*EXTRACTED INFORMATION*
..........

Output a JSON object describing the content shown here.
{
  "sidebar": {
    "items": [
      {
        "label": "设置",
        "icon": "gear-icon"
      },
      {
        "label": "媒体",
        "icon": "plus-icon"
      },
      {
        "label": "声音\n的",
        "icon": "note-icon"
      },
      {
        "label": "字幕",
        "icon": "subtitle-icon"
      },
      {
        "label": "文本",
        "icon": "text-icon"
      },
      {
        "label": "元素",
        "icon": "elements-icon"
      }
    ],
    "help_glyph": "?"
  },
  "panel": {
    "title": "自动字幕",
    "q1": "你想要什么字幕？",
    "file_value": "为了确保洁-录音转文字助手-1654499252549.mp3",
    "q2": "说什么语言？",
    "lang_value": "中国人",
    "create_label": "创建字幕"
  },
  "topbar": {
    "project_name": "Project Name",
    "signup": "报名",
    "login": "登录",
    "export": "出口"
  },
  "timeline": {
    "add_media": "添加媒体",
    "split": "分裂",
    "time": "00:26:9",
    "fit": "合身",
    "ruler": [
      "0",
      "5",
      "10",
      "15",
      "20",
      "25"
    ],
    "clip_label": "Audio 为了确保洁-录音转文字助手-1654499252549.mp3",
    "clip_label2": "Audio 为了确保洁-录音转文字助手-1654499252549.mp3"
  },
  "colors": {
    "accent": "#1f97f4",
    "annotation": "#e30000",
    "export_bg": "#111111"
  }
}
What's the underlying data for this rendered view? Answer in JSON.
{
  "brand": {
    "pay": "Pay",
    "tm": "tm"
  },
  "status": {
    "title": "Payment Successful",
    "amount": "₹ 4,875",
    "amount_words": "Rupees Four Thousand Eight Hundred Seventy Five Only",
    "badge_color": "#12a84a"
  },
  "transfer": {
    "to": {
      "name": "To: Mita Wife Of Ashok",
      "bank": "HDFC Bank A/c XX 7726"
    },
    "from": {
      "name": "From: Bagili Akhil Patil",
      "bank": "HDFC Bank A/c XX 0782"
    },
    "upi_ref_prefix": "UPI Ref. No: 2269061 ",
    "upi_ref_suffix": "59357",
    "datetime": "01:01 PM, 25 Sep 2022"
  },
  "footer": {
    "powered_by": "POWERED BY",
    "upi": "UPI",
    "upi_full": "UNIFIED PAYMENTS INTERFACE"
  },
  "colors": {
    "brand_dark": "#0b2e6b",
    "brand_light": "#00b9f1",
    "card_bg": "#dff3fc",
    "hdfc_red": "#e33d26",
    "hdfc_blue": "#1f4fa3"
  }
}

..........

*THE EXERCISE*
How many of the lines above include the string "录音转文字助手"? Answer with the number only.

*THE ANSWER*
3